** start of Data extract **

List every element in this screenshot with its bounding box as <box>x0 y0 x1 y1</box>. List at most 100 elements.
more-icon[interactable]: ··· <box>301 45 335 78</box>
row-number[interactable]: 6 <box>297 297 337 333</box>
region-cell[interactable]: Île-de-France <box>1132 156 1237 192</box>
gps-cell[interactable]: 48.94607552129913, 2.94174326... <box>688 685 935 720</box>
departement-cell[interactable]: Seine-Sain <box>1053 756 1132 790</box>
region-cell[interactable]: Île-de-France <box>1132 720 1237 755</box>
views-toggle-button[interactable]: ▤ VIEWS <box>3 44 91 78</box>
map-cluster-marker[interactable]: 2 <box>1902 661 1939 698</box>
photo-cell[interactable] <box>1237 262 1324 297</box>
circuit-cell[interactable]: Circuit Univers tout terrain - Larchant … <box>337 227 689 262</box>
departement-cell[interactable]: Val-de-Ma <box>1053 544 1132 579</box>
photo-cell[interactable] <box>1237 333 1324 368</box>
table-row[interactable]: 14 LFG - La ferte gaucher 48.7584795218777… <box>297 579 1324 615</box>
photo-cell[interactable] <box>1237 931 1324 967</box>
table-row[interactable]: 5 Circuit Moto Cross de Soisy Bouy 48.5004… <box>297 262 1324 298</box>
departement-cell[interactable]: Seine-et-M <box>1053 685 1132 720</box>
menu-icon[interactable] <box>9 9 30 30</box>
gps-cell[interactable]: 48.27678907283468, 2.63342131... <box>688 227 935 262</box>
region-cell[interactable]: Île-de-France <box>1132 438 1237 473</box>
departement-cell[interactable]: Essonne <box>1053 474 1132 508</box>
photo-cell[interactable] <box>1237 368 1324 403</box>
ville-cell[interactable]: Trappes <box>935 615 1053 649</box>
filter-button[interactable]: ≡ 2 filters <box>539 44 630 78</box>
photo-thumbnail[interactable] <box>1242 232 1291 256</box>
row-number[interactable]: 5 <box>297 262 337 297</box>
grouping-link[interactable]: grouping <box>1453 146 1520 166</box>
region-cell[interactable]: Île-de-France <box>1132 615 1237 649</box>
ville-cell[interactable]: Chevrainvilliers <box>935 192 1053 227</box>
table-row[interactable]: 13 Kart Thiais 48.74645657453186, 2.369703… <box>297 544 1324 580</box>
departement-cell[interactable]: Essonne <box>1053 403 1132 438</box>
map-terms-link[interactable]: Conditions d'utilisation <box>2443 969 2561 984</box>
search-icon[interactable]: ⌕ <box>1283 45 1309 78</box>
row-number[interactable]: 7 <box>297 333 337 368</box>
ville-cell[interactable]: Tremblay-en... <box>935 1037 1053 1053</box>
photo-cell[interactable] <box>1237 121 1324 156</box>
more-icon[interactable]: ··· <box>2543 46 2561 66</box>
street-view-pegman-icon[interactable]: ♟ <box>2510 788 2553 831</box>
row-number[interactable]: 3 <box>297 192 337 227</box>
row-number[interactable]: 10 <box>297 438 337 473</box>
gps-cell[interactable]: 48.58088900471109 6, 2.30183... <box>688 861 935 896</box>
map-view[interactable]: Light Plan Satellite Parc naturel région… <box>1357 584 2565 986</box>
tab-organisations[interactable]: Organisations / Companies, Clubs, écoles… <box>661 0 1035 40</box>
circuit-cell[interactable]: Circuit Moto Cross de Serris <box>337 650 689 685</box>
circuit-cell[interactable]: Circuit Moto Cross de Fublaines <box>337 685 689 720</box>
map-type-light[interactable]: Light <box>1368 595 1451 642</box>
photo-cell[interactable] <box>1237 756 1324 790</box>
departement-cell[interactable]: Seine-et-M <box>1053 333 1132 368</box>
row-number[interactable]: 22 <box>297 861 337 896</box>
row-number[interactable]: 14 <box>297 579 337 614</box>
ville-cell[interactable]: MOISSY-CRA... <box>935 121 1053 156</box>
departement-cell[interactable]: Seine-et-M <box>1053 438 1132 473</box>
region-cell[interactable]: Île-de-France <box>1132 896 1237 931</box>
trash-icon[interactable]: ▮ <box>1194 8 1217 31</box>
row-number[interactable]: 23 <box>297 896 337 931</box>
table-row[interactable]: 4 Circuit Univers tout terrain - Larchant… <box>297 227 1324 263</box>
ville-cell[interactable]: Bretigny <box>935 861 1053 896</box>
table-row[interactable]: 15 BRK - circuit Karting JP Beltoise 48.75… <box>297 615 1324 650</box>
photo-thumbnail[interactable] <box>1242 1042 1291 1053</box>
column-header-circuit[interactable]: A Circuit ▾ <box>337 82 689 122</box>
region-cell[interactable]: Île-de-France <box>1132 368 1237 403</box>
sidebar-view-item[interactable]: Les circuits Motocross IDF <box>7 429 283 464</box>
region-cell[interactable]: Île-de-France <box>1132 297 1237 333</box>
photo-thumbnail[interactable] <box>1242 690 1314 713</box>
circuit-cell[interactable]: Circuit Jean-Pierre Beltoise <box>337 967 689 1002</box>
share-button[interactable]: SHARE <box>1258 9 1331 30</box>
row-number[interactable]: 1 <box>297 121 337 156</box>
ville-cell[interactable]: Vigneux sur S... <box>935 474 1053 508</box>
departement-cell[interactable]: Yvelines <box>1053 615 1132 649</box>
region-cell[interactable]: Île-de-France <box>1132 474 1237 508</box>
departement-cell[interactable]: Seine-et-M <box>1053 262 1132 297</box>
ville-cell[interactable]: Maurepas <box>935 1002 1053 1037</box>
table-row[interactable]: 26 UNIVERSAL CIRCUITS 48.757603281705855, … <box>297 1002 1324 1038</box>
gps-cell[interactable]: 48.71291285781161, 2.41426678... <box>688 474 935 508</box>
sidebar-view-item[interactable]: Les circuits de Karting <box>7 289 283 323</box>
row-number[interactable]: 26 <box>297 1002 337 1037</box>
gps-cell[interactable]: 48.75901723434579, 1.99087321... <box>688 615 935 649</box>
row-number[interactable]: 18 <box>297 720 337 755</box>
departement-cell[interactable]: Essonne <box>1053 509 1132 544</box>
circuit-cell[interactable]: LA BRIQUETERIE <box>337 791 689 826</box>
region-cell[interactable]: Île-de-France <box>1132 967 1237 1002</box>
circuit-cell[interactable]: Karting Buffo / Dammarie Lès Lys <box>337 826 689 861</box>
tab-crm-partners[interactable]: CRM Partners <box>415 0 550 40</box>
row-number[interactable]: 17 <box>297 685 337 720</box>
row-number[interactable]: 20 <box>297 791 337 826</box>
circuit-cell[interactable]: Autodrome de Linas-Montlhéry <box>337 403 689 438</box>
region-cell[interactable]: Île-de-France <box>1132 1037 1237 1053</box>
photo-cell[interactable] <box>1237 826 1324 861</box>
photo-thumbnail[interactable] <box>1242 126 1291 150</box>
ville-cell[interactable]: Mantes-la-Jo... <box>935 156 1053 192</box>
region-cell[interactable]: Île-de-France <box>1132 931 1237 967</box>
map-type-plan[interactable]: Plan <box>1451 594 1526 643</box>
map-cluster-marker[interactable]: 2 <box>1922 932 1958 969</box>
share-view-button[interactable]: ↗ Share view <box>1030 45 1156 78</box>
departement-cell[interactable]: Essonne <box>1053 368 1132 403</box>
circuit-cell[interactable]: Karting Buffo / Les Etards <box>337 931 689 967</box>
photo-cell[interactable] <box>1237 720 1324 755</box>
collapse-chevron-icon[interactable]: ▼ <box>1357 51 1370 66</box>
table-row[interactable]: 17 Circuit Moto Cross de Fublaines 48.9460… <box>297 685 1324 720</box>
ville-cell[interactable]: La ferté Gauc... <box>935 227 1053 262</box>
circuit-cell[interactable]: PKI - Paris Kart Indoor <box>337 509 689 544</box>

** end of Data extract **

Task to complete => Turn every line of the listing above into a Markdown table with the columns "Row" and "Entry", numbering the rows in order and leaving out any blank lines.

Finished exercise =>
| Row | Entry |
|---|---|
| 1 | List every element in this screenshot with its bounding box as <box>x0 y0 x1 y1</box>. List at most 100 elements. |
| 2 | more-icon[interactable]: ··· <box>301 45 335 78</box> |
| 3 | row-number[interactable]: 6 <box>297 297 337 333</box> |
| 4 | region-cell[interactable]: Île-de-France <box>1132 156 1237 192</box> |
| 5 | gps-cell[interactable]: 48.94607552129913, 2.94174326... <box>688 685 935 720</box> |
| 6 | departement-cell[interactable]: Seine-Sain <box>1053 756 1132 790</box> |
| 7 | region-cell[interactable]: Île-de-France <box>1132 720 1237 755</box> |
| 8 | views-toggle-button[interactable]: ▤ VIEWS <box>3 44 91 78</box> |
| 9 | map-cluster-marker[interactable]: 2 <box>1902 661 1939 698</box> |
| 10 | photo-cell[interactable] <box>1237 262 1324 297</box> |
| 11 | circuit-cell[interactable]: Circuit Univers tout terrain - Larchant … <box>337 227 689 262</box> |
| 12 | departement-cell[interactable]: Val-de-Ma <box>1053 544 1132 579</box> |
| 13 | photo-cell[interactable] <box>1237 333 1324 368</box> |
| 14 | table-row[interactable]: 14 LFG - La ferte gaucher 48.7584795218777… <box>297 579 1324 615</box> |
| 15 | photo-cell[interactable] <box>1237 931 1324 967</box> |
| 16 | table-row[interactable]: 5 Circuit Moto Cross de Soisy Bouy 48.5004… <box>297 262 1324 298</box> |
| 17 | departement-cell[interactable]: Seine-et-M <box>1053 685 1132 720</box> |
| 18 | menu-icon[interactable] <box>9 9 30 30</box> |
| 19 | gps-cell[interactable]: 48.27678907283468, 2.63342131... <box>688 227 935 262</box> |
| 20 | region-cell[interactable]: Île-de-France <box>1132 438 1237 473</box> |
| 21 | departement-cell[interactable]: Essonne <box>1053 474 1132 508</box> |
| 22 | photo-cell[interactable] <box>1237 368 1324 403</box> |
| 23 | ville-cell[interactable]: Trappes <box>935 615 1053 649</box> |
| 24 | filter-button[interactable]: ≡ 2 filters <box>539 44 630 78</box> |
| 25 | photo-thumbnail[interactable] <box>1242 232 1291 256</box> |
| 26 | row-number[interactable]: 5 <box>297 262 337 297</box> |
| 27 | grouping-link[interactable]: grouping <box>1453 146 1520 166</box> |
| 28 | region-cell[interactable]: Île-de-France <box>1132 615 1237 649</box> |
| 29 | ville-cell[interactable]: Chevrainvilliers <box>935 192 1053 227</box> |
| 30 | table-row[interactable]: 13 Kart Thiais 48.74645657453186, 2.369703… <box>297 544 1324 580</box> |
| 31 | departement-cell[interactable]: Essonne <box>1053 403 1132 438</box> |
| 32 | map-terms-link[interactable]: Conditions d'utilisation <box>2443 969 2561 984</box> |
| 33 | search-icon[interactable]: ⌕ <box>1283 45 1309 78</box> |
| 34 | row-number[interactable]: 7 <box>297 333 337 368</box> |
| 35 | ville-cell[interactable]: Tremblay-en... <box>935 1037 1053 1053</box> |
| 36 | photo-cell[interactable] <box>1237 121 1324 156</box> |
| 37 | more-icon[interactable]: ··· <box>2543 46 2561 66</box> |
| 38 | street-view-pegman-icon[interactable]: ♟ <box>2510 788 2553 831</box> |
| 39 | row-number[interactable]: 3 <box>297 192 337 227</box> |
| 40 | row-number[interactable]: 10 <box>297 438 337 473</box> |
| 41 | gps-cell[interactable]: 48.58088900471109 6, 2.30183... <box>688 861 935 896</box> |
| 42 | map-view[interactable]: Light Plan Satellite Parc naturel région… <box>1357 584 2565 986</box> |
| 43 | tab-organisations[interactable]: Organisations / Companies, Clubs, écoles… <box>661 0 1035 40</box> |
| 44 | circuit-cell[interactable]: Circuit Moto Cross de Serris <box>337 650 689 685</box> |
| 45 | circuit-cell[interactable]: Circuit Moto Cross de Fublaines <box>337 685 689 720</box> |
| 46 | map-type-light[interactable]: Light <box>1368 595 1451 642</box> |
| 47 | photo-cell[interactable] <box>1237 756 1324 790</box> |
| 48 | departement-cell[interactable]: Seine-et-M <box>1053 333 1132 368</box> |
| 49 | row-number[interactable]: 22 <box>297 861 337 896</box> |
| 50 | row-number[interactable]: 14 <box>297 579 337 614</box> |
| 51 | ville-cell[interactable]: MOISSY-CRA... <box>935 121 1053 156</box> |
| 52 | departement-cell[interactable]: Seine-et-M <box>1053 438 1132 473</box> |
| 53 | region-cell[interactable]: Île-de-France <box>1132 896 1237 931</box> |
| 54 | trash-icon[interactable]: ▮ <box>1194 8 1217 31</box> |
| 55 | row-number[interactable]: 23 <box>297 896 337 931</box> |
| 56 | table-row[interactable]: 4 Circuit Univers tout terrain - Larchant… <box>297 227 1324 263</box> |
| 57 | ville-cell[interactable]: Bretigny <box>935 861 1053 896</box> |
| 58 | table-row[interactable]: 15 BRK - circuit Karting JP Beltoise 48.75… <box>297 615 1324 650</box> |
| 59 | photo-thumbnail[interactable] <box>1242 1042 1291 1053</box> |
| 60 | column-header-circuit[interactable]: A Circuit ▾ <box>337 82 689 122</box> |
| 61 | region-cell[interactable]: Île-de-France <box>1132 368 1237 403</box> |
| 62 | sidebar-view-item[interactable]: Les circuits Motocross IDF <box>7 429 283 464</box> |
| 63 | region-cell[interactable]: Île-de-France <box>1132 297 1237 333</box> |
| 64 | photo-thumbnail[interactable] <box>1242 690 1314 713</box> |
| 65 | circuit-cell[interactable]: Circuit Jean-Pierre Beltoise <box>337 967 689 1002</box> |
| 66 | share-button[interactable]: SHARE <box>1258 9 1331 30</box> |
| 67 | row-number[interactable]: 1 <box>297 121 337 156</box> |
| 68 | ville-cell[interactable]: Vigneux sur S... <box>935 474 1053 508</box> |
| 69 | departement-cell[interactable]: Yvelines <box>1053 615 1132 649</box> |
| 70 | region-cell[interactable]: Île-de-France <box>1132 474 1237 508</box> |
| 71 | departement-cell[interactable]: Seine-et-M <box>1053 262 1132 297</box> |
| 72 | ville-cell[interactable]: Maurepas <box>935 1002 1053 1037</box> |
| 73 | table-row[interactable]: 26 UNIVERSAL CIRCUITS 48.757603281705855, … <box>297 1002 1324 1038</box> |
| 74 | gps-cell[interactable]: 48.71291285781161, 2.41426678... <box>688 474 935 508</box> |
| 75 | sidebar-view-item[interactable]: Les circuits de Karting <box>7 289 283 323</box> |
| 76 | row-number[interactable]: 26 <box>297 1002 337 1037</box> |
| 77 | gps-cell[interactable]: 48.75901723434579, 1.99087321... <box>688 615 935 649</box> |
| 78 | row-number[interactable]: 18 <box>297 720 337 755</box> |
| 79 | departement-cell[interactable]: Essonne <box>1053 509 1132 544</box> |
| 80 | circuit-cell[interactable]: LA BRIQUETERIE <box>337 791 689 826</box> |
| 81 | region-cell[interactable]: Île-de-France <box>1132 967 1237 1002</box> |
| 82 | circuit-cell[interactable]: Karting Buffo / Dammarie Lès Lys <box>337 826 689 861</box> |
| 83 | tab-crm-partners[interactable]: CRM Partners <box>415 0 550 40</box> |
| 84 | row-number[interactable]: 17 <box>297 685 337 720</box> |
| 85 | row-number[interactable]: 20 <box>297 791 337 826</box> |
| 86 | circuit-cell[interactable]: Autodrome de Linas-Montlhéry <box>337 403 689 438</box> |
| 87 | region-cell[interactable]: Île-de-France <box>1132 1037 1237 1053</box> |
| 88 | photo-cell[interactable] <box>1237 826 1324 861</box> |
| 89 | photo-thumbnail[interactable] <box>1242 126 1291 150</box> |
| 90 | ville-cell[interactable]: Mantes-la-Jo... <box>935 156 1053 192</box> |
| 91 | region-cell[interactable]: Île-de-France <box>1132 931 1237 967</box> |
| 92 | map-type-plan[interactable]: Plan <box>1451 594 1526 643</box> |
| 93 | map-cluster-marker[interactable]: 2 <box>1922 932 1958 969</box> |
| 94 | share-view-button[interactable]: ↗ Share view <box>1030 45 1156 78</box> |
| 95 | departement-cell[interactable]: Essonne <box>1053 368 1132 403</box> |
| 96 | circuit-cell[interactable]: Karting Buffo / Les Etards <box>337 931 689 967</box> |
| 97 | photo-cell[interactable] <box>1237 720 1324 755</box> |
| 98 | collapse-chevron-icon[interactable]: ▼ <box>1357 51 1370 66</box> |
| 99 | table-row[interactable]: 17 Circuit Moto Cross de Fublaines 48.9460… <box>297 685 1324 720</box> |
| 100 | ville-cell[interactable]: La ferté Gauc... <box>935 227 1053 262</box> |
| 101 | circuit-cell[interactable]: PKI - Paris Kart Indoor <box>337 509 689 544</box> |